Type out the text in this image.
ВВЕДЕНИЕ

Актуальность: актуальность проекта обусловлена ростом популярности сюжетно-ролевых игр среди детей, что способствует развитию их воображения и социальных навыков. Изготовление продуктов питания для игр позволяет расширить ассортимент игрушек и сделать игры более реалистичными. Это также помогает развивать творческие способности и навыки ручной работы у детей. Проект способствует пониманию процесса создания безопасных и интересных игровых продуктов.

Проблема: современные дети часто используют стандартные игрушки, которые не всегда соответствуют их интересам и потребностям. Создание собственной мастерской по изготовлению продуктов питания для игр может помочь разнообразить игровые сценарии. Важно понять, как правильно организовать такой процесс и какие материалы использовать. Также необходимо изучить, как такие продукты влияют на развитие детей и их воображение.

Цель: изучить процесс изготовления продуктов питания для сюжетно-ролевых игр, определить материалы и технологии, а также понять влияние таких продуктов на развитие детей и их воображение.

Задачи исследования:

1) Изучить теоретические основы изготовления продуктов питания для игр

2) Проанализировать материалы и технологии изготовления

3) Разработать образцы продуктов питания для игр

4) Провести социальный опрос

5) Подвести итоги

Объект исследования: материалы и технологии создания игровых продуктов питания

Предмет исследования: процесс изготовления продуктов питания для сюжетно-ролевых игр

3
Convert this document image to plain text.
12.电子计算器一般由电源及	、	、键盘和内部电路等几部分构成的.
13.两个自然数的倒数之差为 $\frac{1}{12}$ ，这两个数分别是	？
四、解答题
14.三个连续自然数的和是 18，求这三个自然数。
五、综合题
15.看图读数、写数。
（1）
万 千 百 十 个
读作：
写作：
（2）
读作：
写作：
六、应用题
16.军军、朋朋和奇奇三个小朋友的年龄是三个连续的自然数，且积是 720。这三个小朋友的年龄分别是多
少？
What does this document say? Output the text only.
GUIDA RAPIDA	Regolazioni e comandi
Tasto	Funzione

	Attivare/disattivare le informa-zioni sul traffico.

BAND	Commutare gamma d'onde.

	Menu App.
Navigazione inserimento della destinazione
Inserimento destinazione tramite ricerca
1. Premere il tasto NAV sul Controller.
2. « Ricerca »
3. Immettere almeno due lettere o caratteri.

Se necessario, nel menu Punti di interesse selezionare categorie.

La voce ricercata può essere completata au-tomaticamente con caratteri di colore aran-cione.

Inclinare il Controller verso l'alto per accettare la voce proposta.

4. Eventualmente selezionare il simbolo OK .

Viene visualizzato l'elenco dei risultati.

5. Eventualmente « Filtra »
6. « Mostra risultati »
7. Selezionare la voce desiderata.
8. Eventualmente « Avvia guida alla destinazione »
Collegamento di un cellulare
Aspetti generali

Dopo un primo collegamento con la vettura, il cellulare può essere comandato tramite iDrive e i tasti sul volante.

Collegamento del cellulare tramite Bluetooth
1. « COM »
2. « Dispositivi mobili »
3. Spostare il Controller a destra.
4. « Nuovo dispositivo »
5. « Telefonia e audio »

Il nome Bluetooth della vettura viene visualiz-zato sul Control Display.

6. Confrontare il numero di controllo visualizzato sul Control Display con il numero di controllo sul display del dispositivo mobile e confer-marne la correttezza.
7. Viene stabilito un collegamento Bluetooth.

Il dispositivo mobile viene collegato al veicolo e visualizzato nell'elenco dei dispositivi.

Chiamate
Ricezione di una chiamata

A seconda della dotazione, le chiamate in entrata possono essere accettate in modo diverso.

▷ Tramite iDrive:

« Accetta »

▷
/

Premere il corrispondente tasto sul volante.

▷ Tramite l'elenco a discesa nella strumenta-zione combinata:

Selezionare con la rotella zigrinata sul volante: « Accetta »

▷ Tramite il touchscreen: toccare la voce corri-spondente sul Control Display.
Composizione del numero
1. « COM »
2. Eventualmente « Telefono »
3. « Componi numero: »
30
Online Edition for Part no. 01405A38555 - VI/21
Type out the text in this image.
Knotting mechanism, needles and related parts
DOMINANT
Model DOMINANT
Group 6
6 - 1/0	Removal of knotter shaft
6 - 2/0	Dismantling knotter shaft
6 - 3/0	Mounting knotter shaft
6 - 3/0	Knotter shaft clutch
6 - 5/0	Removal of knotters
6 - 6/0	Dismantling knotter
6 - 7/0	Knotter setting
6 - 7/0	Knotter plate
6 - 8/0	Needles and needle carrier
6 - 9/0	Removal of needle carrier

·····

• _Required task_
Write every record out again, unaltered.

• _Response to this exercise_
Type out the text in this image.
ВВЕДЕНИЕ

Актуальность: актуальность проекта обусловлена ростом популярности сюжетно-ролевых игр среди детей, что способствует развитию их воображения и социальных навыков. Изготовление продуктов питания для игр позволяет расширить ассортимент игрушек и сделать игры более реалистичными. Это также помогает развивать творческие способности и навыки ручной работы у детей. Проект способствует пониманию процесса создания безопасных и интересных игровых продуктов.

Проблема: современные дети часто используют стандартные игрушки, которые не всегда соответствуют их интересам и потребностям. Создание собственной мастерской по изготовлению продуктов питания для игр может помочь разнообразить игровые сценарии. Важно понять, как правильно организовать такой процесс и какие материалы использовать. Также необходимо изучить, как такие продукты влияют на развитие детей и их воображение.

Цель: изучить процесс изготовления продуктов питания для сюжетно-ролевых игр, определить материалы и технологии, а также понять влияние таких продуктов на развитие детей и их воображение.

Задачи исследования:

1) Изучить теоретические основы изготовления продуктов питания для игр

2) Проанализировать материалы и технологии изготовления

3) Разработать образцы продуктов питания для игр

4) Провести социальный опрос

5) Подвести итоги

Объект исследования: материалы и технологии создания игровых продуктов питания

Предмет исследования: процесс изготовления продуктов питания для сюжетно-ролевых игр

3
Convert this document image to plain text.
12.电子计算器一般由电源及	、	、键盘和内部电路等几部分构成的.
13.两个自然数的倒数之差为 $\frac{1}{12}$ ，这两个数分别是	？
四、解答题
14.三个连续自然数的和是 18，求这三个自然数。
五、综合题
15.看图读数、写数。
（1）
万 千 百 十 个
读作：
写作：
（2）
读作：
写作：
六、应用题
16.军军、朋朋和奇奇三个小朋友的年龄是三个连续的自然数，且积是 720。这三个小朋友的年龄分别是多
少？
What does this document say? Output the text only.
GUIDA RAPIDA	Regolazioni e comandi
Tasto	Funzione

	Attivare/disattivare le informa-zioni sul traffico.

BAND	Commutare gamma d'onde.

	Menu App.
Navigazione inserimento della destinazione
Inserimento destinazione tramite ricerca
1. Premere il tasto NAV sul Controller.
2. « Ricerca »
3. Immettere almeno due lettere o caratteri.

Se necessario, nel menu Punti di interesse selezionare categorie.

La voce ricercata può essere completata au-tomaticamente con caratteri di colore aran-cione.

Inclinare il Controller verso l'alto per accettare la voce proposta.

4. Eventualmente selezionare il simbolo OK .

Viene visualizzato l'elenco dei risultati.

5. Eventualmente « Filtra »
6. « Mostra risultati »
7. Selezionare la voce desiderata.
8. Eventualmente « Avvia guida alla destinazione »
Collegamento di un cellulare
Aspetti generali

Dopo un primo collegamento con la vettura, il cellulare può essere comandato tramite iDrive e i tasti sul volante.

Collegamento del cellulare tramite Bluetooth
1. « COM »
2. « Dispositivi mobili »
3. Spostare il Controller a destra.
4. « Nuovo dispositivo »
5. « Telefonia e audio »

Il nome Bluetooth della vettura viene visualiz-zato sul Control Display.

6. Confrontare il numero di controllo visualizzato sul Control Display con il numero di controllo sul display del dispositivo mobile e confer-marne la correttezza.
7. Viene stabilito un collegamento Bluetooth.

Il dispositivo mobile viene collegato al veicolo e visualizzato nell'elenco dei dispositivi.

Chiamate
Ricezione di una chiamata

A seconda della dotazione, le chiamate in entrata possono essere accettate in modo diverso.

▷ Tramite iDrive:

« Accetta »

▷
/

Premere il corrispondente tasto sul volante.

▷ Tramite l'elenco a discesa nella strumenta-zione combinata:

Selezionare con la rotella zigrinata sul volante: « Accetta »

▷ Tramite il touchscreen: toccare la voce corri-spondente sul Control Display.
Composizione del numero
1. « COM »
2. Eventualmente « Telefono »
3. « Componi numero: »
30
Online Edition for Part no. 01405A38555 - VI/21
Type out the text in this image.
Knotting mechanism, needles and related parts
DOMINANT
Model DOMINANT
Group 6
6 - 1/0	Removal of knotter shaft
6 - 2/0	Dismantling knotter shaft
6 - 3/0	Mounting knotter shaft
6 - 3/0	Knotter shaft clutch
6 - 5/0	Removal of knotters
6 - 6/0	Dismantling knotter
6 - 7/0	Knotter setting
6 - 7/0	Knotter plate
6 - 8/0	Needles and needle carrier
6 - 9/0	Removal of needle carrier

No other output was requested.